-- START Given entries --

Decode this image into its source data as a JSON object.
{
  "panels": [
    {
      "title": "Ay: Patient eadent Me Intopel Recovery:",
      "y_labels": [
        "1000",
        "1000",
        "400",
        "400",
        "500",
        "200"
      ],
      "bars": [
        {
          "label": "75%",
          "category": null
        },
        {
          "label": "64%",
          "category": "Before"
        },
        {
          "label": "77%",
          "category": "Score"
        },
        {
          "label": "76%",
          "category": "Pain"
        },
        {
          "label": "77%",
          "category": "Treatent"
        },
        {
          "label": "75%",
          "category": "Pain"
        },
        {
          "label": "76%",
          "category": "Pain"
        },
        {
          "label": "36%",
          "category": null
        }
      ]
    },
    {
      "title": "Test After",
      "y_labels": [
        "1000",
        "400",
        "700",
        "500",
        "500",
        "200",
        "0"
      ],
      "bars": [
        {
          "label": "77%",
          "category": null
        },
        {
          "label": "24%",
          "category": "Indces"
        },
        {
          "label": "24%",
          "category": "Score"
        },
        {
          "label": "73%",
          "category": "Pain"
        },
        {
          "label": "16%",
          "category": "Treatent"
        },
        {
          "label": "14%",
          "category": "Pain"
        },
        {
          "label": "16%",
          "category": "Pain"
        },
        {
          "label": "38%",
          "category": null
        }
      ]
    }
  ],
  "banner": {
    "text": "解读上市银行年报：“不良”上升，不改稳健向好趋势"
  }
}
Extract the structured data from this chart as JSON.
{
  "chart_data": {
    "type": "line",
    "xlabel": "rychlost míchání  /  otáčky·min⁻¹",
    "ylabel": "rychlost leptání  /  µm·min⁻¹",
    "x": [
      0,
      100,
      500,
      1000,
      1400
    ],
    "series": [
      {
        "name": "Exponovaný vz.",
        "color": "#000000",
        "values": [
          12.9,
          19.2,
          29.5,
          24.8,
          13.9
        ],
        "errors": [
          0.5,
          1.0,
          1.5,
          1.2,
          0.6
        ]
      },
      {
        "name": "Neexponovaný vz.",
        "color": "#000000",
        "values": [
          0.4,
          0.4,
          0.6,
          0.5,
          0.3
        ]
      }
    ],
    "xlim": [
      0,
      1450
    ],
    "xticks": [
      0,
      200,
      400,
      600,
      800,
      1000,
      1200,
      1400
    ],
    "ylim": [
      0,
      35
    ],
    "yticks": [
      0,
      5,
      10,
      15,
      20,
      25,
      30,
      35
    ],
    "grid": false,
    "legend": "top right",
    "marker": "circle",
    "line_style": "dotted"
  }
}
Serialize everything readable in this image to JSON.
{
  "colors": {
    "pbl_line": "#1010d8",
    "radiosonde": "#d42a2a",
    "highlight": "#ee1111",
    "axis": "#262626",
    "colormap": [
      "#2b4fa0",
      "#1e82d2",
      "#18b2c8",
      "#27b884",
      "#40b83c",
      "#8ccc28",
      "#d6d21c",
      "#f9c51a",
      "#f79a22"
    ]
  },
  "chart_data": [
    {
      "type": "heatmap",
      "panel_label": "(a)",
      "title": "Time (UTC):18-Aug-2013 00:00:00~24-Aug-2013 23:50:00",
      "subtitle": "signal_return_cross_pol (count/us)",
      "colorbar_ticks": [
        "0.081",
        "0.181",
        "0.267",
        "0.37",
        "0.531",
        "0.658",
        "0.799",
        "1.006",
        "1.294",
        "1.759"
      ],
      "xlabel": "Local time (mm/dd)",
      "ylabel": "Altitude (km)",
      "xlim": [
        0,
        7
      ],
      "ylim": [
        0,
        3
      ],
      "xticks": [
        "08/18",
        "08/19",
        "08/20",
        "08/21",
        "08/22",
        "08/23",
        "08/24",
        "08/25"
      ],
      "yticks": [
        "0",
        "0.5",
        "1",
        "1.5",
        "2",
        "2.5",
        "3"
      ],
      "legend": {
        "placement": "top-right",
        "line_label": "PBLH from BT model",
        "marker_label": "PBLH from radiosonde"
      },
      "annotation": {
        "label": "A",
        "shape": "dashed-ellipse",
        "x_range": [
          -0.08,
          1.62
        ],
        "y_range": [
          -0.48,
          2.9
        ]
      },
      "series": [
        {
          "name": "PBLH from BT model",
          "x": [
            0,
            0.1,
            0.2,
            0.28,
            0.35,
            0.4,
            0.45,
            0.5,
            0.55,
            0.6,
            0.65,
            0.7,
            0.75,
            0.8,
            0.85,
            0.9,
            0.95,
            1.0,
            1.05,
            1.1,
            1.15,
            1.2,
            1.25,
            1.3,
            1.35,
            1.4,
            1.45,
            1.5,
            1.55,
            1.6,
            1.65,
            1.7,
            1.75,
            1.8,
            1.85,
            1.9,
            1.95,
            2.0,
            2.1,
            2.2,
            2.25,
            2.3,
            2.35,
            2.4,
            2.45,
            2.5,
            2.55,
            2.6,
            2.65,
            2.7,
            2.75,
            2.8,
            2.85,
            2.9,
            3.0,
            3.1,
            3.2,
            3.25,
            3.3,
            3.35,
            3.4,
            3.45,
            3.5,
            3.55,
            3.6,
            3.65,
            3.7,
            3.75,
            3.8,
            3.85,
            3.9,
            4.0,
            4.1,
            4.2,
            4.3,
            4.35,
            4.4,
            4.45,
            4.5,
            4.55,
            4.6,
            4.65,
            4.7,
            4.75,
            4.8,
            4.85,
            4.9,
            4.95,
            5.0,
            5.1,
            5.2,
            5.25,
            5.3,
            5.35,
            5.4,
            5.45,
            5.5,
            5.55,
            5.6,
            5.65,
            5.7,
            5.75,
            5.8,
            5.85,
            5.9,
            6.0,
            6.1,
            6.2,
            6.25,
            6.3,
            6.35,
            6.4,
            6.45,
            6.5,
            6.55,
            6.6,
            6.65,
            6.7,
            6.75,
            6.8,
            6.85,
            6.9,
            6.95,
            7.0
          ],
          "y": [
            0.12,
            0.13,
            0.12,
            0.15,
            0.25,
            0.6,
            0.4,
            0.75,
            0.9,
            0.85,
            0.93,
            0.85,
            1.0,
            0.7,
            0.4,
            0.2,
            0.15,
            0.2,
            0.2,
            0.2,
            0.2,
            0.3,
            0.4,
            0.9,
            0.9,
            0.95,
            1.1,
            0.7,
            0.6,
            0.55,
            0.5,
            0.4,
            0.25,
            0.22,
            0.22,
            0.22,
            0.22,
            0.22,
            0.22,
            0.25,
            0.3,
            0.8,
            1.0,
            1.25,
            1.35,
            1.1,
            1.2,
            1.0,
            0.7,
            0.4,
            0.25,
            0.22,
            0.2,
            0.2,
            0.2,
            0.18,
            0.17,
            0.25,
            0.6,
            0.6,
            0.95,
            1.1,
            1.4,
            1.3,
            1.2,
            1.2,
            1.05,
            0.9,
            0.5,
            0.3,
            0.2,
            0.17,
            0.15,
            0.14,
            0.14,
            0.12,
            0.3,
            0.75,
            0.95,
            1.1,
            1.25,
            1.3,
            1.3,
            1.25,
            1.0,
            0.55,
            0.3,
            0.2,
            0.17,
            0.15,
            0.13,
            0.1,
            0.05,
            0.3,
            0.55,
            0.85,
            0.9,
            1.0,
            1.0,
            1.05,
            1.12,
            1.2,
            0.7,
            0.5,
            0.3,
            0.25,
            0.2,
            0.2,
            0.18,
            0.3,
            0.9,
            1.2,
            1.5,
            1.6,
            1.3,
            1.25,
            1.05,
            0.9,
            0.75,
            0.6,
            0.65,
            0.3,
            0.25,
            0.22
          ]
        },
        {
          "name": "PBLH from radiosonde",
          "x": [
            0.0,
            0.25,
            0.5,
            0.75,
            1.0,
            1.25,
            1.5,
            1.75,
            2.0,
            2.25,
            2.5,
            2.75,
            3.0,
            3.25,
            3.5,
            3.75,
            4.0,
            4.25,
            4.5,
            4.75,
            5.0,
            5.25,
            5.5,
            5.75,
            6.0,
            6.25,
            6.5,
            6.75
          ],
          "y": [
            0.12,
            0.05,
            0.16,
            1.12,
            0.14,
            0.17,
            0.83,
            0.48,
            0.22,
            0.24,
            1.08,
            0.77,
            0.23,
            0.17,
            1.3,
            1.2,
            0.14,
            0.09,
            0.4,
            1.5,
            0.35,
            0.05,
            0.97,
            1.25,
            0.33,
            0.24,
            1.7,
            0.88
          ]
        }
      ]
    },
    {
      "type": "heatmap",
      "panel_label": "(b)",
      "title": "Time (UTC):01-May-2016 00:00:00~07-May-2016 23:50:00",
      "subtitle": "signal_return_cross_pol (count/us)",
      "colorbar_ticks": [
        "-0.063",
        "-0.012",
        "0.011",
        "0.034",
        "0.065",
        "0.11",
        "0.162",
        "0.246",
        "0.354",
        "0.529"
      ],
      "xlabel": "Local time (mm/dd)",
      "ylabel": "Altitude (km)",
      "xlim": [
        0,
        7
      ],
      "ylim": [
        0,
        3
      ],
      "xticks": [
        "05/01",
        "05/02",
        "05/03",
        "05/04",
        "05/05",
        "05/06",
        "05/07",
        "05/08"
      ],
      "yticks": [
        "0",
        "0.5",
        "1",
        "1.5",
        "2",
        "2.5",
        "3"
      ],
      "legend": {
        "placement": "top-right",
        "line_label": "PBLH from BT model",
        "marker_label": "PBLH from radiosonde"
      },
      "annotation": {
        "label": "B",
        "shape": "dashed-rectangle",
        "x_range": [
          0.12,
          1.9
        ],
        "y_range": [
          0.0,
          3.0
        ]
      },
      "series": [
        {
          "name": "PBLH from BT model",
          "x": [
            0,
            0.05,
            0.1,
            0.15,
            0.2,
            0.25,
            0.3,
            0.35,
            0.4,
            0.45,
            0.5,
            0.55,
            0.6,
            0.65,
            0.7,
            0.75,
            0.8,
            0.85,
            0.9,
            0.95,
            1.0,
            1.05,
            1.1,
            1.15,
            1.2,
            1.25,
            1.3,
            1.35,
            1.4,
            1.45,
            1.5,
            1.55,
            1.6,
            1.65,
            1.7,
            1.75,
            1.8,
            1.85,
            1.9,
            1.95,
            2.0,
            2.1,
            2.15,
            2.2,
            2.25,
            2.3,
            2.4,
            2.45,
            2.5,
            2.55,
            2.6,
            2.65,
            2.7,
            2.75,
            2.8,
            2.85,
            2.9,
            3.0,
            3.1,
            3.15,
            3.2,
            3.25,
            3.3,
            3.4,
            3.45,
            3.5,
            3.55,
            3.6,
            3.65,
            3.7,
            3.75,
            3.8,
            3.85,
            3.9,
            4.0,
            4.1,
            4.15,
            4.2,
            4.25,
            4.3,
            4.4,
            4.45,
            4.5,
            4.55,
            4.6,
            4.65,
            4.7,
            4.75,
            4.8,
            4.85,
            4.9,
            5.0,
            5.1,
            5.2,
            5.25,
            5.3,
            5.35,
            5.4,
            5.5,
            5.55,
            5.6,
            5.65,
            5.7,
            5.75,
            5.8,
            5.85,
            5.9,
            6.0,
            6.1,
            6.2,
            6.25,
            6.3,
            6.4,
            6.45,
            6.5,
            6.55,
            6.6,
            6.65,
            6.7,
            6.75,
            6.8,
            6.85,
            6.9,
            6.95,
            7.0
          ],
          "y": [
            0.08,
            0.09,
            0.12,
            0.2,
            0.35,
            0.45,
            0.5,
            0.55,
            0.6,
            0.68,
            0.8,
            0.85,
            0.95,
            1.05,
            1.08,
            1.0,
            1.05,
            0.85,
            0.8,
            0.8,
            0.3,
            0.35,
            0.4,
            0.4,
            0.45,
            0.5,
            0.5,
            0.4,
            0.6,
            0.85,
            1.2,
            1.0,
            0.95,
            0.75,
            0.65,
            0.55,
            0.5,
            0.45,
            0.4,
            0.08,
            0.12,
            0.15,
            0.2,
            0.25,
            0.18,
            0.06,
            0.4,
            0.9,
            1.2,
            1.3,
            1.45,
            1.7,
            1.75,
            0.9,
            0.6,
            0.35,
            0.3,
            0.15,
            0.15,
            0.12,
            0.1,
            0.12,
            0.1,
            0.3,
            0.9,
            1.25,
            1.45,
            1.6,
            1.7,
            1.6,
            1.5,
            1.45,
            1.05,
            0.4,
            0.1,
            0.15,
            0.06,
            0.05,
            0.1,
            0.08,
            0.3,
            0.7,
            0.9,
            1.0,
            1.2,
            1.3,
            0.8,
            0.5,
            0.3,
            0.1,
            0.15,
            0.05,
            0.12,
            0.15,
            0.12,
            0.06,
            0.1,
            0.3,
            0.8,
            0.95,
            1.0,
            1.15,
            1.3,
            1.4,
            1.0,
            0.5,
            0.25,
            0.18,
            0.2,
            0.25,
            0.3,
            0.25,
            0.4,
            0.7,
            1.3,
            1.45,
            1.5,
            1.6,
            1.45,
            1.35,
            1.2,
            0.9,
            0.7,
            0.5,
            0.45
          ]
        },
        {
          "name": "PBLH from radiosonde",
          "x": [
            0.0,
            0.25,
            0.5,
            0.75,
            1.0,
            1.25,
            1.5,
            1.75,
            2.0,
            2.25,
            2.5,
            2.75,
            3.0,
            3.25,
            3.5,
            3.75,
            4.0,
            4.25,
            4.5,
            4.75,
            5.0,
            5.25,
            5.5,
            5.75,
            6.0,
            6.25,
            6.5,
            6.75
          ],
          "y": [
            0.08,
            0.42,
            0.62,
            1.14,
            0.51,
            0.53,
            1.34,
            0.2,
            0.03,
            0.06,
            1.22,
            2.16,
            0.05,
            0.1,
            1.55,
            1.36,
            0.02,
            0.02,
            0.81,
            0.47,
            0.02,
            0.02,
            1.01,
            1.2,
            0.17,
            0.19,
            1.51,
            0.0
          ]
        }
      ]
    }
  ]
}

-- END Given entries --

**Direction:** Scan the records above for the string "dashed", then report every line that contains it.

**Result for this task:**
        "shape": "dashed-ellipse",
        "shape": "dashed-rectangle",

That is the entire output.